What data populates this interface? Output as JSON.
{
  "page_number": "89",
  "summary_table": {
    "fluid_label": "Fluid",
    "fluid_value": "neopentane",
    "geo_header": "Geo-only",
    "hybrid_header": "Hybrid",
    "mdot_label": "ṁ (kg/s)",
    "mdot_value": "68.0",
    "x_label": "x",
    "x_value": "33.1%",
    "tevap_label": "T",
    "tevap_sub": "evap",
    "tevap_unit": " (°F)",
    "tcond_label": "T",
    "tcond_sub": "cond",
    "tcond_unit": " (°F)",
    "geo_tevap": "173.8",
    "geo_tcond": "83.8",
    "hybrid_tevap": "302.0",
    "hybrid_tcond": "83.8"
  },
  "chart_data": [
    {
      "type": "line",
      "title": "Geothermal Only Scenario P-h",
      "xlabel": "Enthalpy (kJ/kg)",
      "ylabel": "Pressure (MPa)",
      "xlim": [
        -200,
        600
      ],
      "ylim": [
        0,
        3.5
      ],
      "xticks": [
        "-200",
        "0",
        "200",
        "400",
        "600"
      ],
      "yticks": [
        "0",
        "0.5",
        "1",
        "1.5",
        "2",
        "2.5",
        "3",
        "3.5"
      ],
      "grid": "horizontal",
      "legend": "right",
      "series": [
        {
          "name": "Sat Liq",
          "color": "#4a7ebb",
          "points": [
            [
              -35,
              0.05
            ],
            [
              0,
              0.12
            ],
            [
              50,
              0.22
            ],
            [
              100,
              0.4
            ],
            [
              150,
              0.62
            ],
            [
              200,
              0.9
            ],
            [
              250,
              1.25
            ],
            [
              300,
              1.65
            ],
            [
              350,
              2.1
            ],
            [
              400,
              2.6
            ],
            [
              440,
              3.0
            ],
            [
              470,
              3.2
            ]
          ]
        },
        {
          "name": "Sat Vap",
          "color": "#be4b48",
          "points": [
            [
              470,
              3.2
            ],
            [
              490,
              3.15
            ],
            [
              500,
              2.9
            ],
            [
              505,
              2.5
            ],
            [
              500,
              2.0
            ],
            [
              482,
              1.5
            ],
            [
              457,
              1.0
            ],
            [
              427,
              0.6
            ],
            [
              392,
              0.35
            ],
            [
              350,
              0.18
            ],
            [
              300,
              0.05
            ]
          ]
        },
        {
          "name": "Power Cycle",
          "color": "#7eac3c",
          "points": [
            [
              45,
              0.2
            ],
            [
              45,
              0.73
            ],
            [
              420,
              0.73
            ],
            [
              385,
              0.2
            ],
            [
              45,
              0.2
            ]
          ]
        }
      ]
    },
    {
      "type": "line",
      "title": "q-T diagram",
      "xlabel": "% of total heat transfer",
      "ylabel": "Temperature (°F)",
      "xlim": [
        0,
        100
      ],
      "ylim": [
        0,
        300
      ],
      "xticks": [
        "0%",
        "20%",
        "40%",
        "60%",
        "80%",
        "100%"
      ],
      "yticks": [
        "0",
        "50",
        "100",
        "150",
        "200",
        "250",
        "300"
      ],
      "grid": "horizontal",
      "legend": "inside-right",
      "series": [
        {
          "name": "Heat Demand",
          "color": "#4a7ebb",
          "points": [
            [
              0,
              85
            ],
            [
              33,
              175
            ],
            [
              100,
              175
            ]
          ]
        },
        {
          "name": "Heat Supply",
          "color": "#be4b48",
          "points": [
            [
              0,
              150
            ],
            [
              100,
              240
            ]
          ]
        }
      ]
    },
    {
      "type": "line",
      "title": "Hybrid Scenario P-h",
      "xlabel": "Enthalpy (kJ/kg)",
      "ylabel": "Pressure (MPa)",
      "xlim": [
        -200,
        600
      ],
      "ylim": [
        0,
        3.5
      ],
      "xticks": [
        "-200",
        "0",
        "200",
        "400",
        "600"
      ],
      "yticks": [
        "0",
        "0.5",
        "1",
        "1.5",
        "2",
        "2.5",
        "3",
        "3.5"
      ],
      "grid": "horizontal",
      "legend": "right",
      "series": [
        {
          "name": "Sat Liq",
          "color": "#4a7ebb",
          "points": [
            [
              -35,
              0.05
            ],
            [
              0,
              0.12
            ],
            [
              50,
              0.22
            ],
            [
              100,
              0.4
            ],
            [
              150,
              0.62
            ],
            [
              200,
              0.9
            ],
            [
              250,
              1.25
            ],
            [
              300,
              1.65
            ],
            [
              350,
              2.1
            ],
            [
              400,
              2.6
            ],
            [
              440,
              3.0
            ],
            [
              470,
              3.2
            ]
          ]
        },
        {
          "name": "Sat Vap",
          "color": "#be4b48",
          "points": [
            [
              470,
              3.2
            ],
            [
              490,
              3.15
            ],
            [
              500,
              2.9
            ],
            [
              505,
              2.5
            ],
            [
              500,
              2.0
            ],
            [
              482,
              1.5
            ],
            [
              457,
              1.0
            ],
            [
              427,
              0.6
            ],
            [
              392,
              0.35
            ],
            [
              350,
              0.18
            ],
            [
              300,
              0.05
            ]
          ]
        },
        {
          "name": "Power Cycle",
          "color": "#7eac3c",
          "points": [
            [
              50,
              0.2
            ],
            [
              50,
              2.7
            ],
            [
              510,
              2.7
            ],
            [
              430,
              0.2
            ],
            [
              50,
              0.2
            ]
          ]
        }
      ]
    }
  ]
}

● ● ● ● ●

Work to be completed
Return only those lines of the records that contain the string "title".

Exercise response
      "title": "Geothermal Only Scenario P-h",
      "title": "q-T diagram",
      "title": "Hybrid Scenario P-h",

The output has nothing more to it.